*DATASET ENTRIES:*

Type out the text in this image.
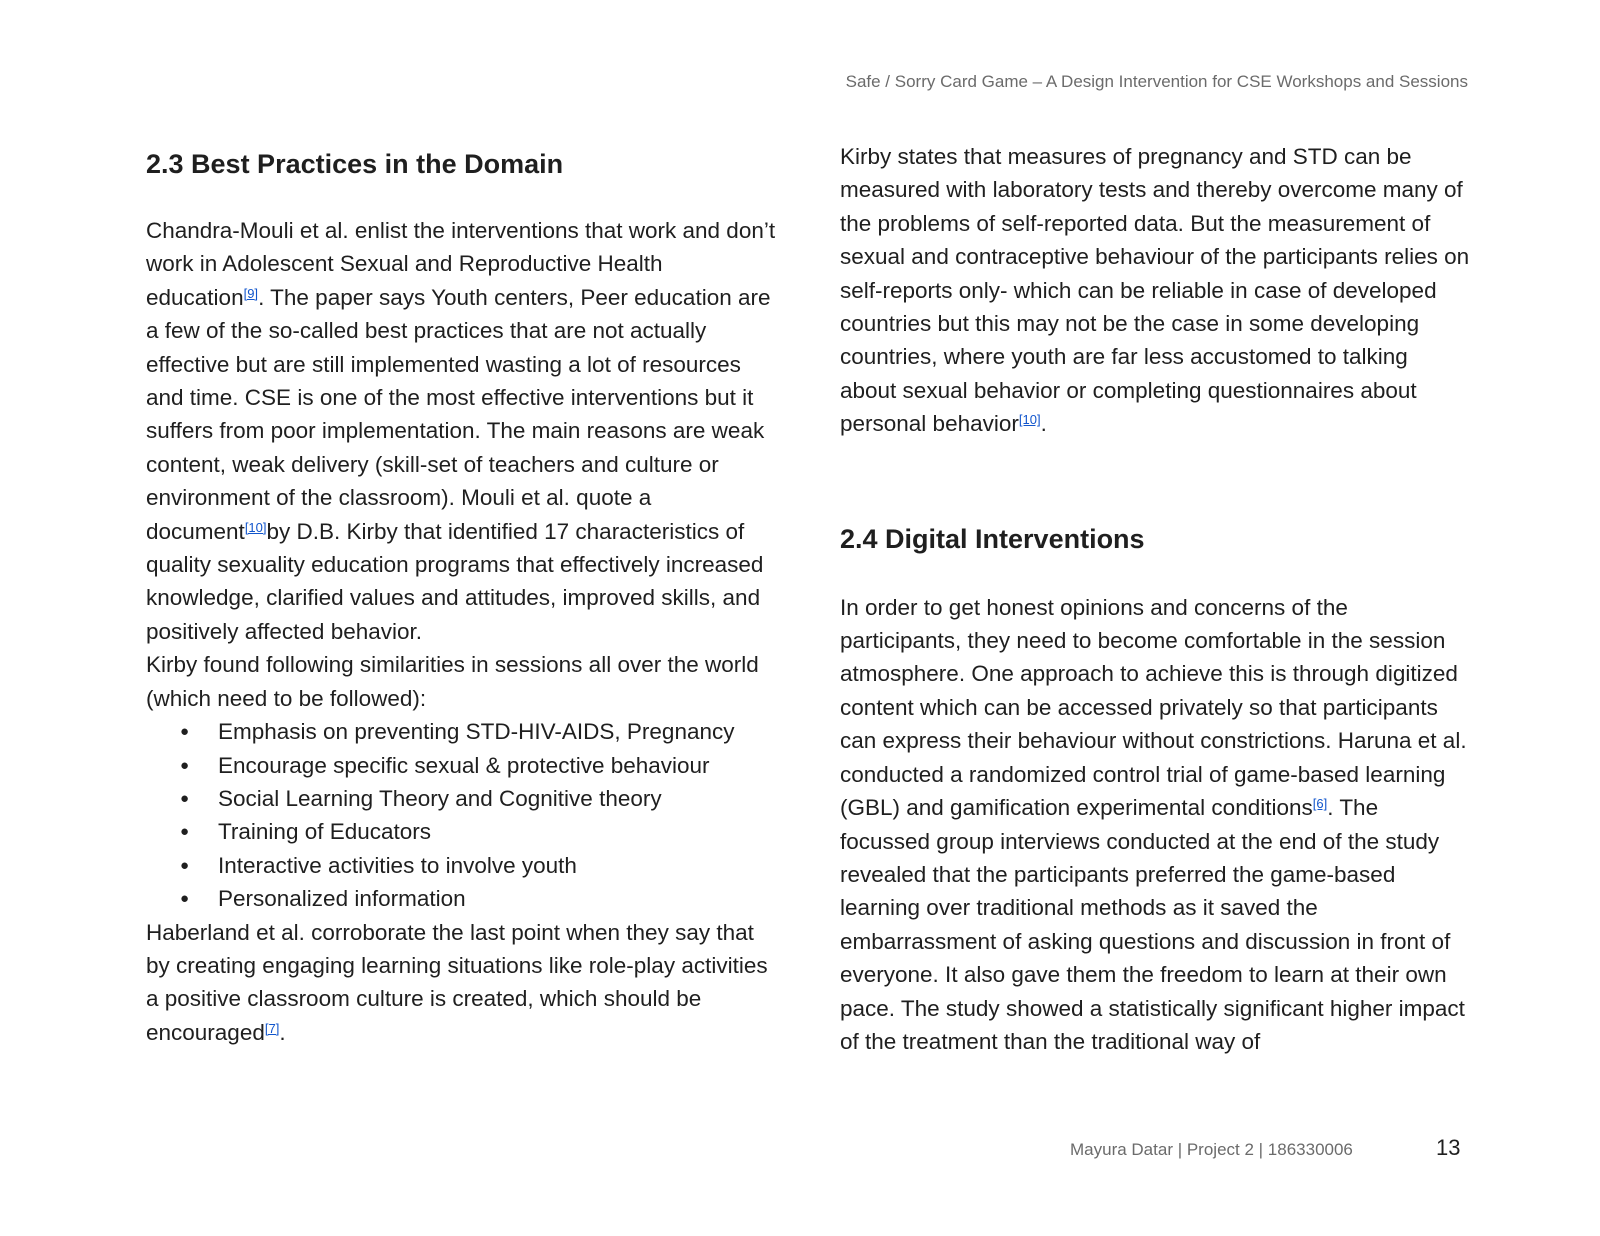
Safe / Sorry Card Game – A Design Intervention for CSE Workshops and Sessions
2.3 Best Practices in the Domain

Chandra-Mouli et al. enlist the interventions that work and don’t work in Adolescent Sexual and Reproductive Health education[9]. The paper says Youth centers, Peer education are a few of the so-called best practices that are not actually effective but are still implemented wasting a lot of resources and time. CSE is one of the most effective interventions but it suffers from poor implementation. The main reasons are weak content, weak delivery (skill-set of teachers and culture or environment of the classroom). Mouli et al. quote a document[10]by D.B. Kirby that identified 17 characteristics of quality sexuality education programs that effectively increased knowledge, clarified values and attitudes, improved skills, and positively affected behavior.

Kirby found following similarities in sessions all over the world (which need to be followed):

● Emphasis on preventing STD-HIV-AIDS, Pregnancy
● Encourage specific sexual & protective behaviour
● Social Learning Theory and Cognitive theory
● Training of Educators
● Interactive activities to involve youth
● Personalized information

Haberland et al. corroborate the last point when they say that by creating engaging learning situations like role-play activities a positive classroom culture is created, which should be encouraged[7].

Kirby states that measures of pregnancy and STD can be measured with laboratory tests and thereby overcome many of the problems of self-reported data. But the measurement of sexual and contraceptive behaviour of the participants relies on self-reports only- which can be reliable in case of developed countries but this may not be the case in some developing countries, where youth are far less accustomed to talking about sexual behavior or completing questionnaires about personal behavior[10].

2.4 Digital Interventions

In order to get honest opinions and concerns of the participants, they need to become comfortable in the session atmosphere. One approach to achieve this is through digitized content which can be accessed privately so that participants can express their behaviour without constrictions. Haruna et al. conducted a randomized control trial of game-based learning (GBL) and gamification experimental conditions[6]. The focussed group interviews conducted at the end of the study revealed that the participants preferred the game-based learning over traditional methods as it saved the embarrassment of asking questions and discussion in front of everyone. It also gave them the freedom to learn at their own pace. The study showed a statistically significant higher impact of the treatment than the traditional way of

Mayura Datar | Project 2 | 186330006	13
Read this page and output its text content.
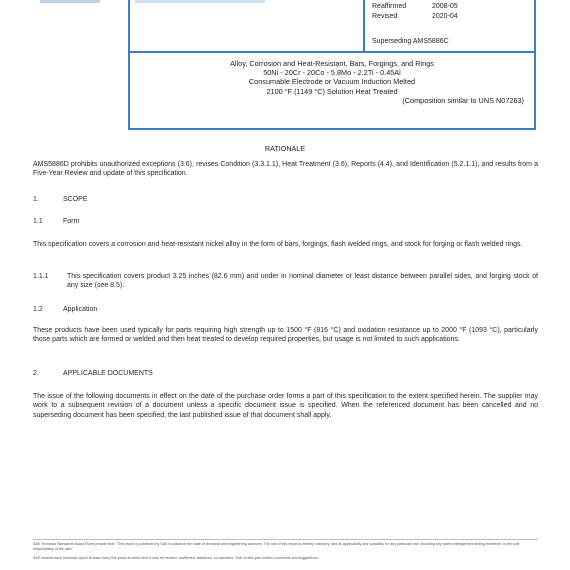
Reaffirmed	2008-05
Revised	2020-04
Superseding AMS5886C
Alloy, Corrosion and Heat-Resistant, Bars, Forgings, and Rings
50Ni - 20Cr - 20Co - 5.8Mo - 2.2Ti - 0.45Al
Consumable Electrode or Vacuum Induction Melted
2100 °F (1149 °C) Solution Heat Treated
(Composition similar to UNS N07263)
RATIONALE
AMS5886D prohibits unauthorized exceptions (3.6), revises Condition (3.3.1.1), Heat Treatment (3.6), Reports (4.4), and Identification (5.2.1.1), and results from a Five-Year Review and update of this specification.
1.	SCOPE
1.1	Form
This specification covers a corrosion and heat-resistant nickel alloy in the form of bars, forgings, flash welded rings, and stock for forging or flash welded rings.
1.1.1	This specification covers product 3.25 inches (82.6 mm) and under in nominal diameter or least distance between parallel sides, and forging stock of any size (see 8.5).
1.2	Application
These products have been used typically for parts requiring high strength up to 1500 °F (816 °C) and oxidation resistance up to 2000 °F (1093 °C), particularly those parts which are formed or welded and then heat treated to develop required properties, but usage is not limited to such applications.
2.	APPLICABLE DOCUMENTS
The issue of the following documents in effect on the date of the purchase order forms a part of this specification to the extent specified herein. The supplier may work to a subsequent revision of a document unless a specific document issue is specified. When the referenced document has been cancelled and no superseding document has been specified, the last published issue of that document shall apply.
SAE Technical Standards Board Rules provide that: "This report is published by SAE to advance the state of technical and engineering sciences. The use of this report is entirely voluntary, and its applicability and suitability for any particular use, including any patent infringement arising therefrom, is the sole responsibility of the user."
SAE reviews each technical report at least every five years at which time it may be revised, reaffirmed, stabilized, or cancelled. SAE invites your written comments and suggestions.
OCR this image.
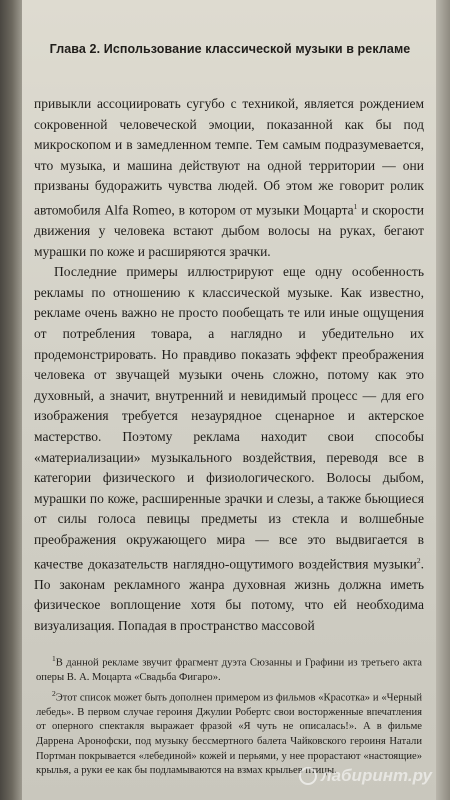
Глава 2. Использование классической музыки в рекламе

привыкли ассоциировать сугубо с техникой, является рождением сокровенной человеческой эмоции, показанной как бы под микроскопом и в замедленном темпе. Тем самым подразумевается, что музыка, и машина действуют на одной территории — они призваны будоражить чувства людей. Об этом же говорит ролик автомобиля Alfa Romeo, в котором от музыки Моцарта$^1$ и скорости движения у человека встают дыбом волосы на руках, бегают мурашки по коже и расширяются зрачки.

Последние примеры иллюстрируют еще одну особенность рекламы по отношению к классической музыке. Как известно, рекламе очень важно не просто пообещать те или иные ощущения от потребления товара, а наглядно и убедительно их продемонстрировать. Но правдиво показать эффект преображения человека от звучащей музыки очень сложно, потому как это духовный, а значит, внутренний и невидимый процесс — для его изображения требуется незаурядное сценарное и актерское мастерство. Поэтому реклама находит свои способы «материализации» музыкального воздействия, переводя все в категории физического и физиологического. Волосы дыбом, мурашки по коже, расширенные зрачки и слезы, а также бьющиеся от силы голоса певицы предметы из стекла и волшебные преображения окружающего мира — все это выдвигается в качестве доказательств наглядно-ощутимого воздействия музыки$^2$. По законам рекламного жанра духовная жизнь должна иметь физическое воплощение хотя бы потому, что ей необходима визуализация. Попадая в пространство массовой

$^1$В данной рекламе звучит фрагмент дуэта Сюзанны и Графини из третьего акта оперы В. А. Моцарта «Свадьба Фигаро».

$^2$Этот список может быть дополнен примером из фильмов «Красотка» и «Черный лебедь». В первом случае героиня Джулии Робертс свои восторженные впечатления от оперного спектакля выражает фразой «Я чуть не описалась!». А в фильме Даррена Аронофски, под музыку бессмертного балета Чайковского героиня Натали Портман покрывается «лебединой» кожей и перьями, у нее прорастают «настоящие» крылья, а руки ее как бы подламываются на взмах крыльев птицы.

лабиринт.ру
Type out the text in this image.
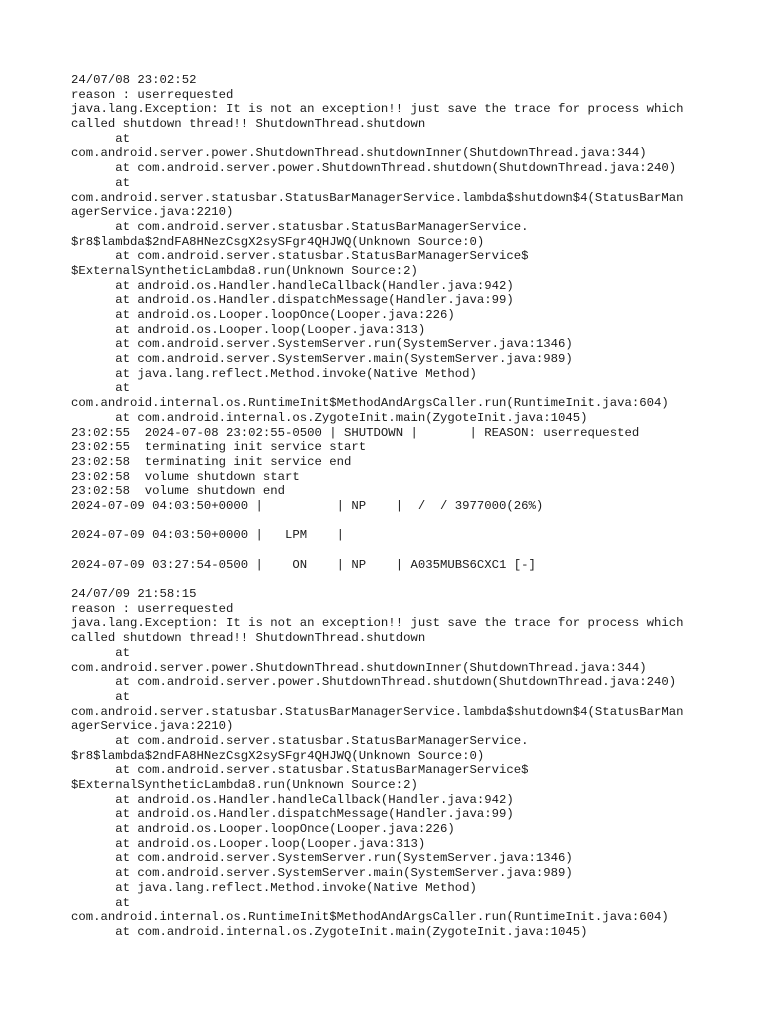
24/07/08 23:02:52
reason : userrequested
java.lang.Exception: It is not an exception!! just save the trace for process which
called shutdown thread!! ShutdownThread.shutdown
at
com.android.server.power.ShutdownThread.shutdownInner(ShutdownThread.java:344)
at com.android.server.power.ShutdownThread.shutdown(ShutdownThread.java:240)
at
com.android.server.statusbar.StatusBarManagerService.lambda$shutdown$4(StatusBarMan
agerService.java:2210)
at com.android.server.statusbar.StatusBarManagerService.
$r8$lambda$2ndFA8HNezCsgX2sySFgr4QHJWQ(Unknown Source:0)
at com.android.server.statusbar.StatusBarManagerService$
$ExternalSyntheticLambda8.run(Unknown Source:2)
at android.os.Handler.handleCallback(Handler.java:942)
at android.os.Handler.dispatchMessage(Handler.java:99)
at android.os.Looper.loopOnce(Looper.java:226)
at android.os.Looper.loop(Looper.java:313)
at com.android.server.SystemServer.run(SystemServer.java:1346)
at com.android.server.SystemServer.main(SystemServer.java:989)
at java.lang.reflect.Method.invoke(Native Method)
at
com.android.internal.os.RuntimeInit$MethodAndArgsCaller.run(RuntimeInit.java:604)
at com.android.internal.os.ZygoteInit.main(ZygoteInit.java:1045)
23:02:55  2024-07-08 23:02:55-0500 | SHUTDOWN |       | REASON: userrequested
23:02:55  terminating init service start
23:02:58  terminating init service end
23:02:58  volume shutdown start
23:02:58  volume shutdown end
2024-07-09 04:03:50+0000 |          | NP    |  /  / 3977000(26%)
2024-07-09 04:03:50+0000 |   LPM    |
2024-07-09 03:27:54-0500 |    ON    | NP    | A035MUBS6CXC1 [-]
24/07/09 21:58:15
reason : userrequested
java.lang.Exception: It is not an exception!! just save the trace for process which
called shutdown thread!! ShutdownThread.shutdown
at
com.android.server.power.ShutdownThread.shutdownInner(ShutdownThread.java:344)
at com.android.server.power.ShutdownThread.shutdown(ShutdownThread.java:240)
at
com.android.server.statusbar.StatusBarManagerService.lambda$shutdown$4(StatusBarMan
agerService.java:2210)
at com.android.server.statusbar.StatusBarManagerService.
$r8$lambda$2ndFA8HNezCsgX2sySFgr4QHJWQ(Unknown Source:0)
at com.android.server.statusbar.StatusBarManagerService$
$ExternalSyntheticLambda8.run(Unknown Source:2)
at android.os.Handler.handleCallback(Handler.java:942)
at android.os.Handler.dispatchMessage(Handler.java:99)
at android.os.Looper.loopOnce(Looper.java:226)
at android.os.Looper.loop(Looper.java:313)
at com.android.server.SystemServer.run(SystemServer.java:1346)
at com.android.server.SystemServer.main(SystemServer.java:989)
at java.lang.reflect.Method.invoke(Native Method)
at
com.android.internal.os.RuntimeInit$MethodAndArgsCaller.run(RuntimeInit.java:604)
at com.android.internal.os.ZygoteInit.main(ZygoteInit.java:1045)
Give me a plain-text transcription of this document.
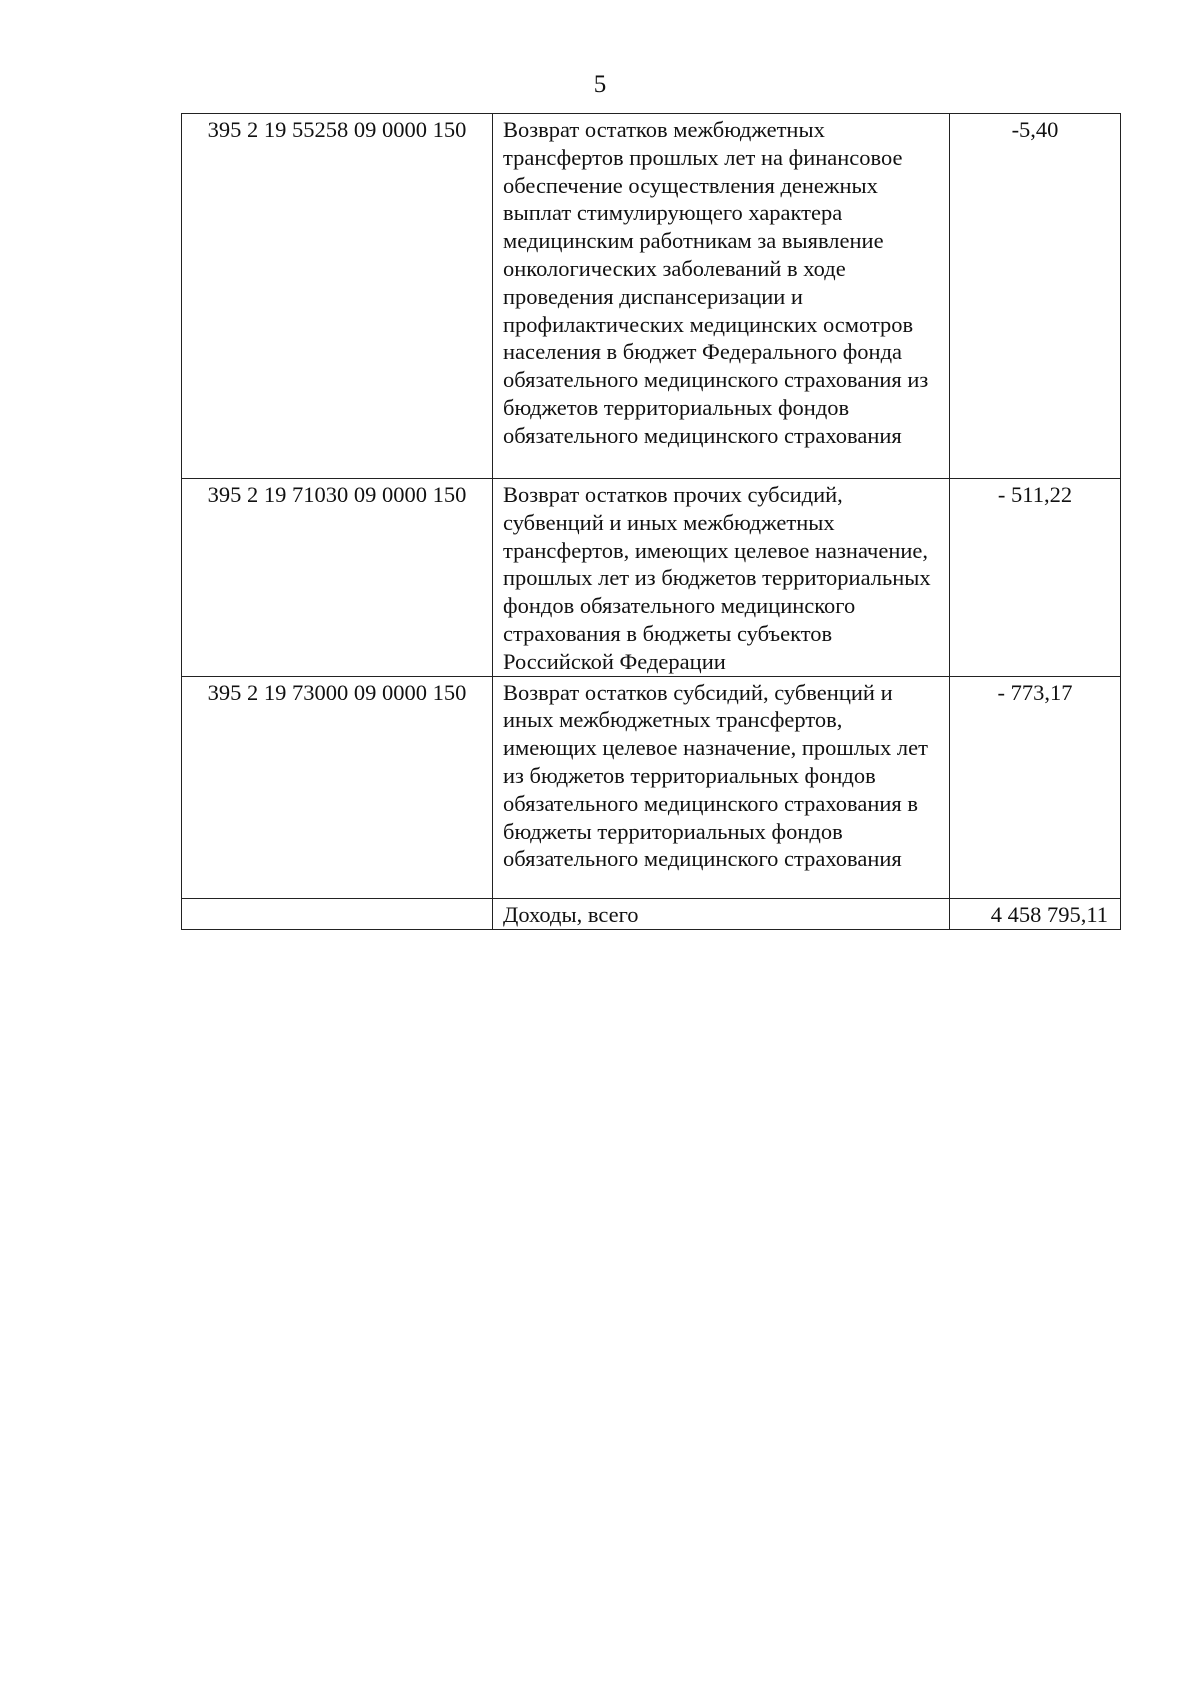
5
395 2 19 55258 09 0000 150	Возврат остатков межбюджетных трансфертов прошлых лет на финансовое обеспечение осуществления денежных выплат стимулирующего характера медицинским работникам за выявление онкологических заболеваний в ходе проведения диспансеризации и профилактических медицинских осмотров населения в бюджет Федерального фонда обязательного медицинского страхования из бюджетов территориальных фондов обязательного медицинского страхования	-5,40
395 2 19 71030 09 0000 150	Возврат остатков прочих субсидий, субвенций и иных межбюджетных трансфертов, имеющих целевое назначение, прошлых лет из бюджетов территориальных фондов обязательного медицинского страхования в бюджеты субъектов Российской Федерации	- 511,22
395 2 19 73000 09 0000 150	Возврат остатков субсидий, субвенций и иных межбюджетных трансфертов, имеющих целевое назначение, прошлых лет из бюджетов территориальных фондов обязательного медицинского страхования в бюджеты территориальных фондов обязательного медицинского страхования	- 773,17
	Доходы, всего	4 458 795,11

*EXERCISE TASK:* Tally up the lines with the word "culture" in them, and answer with that number by itself.

*TASK ANSWER:* 2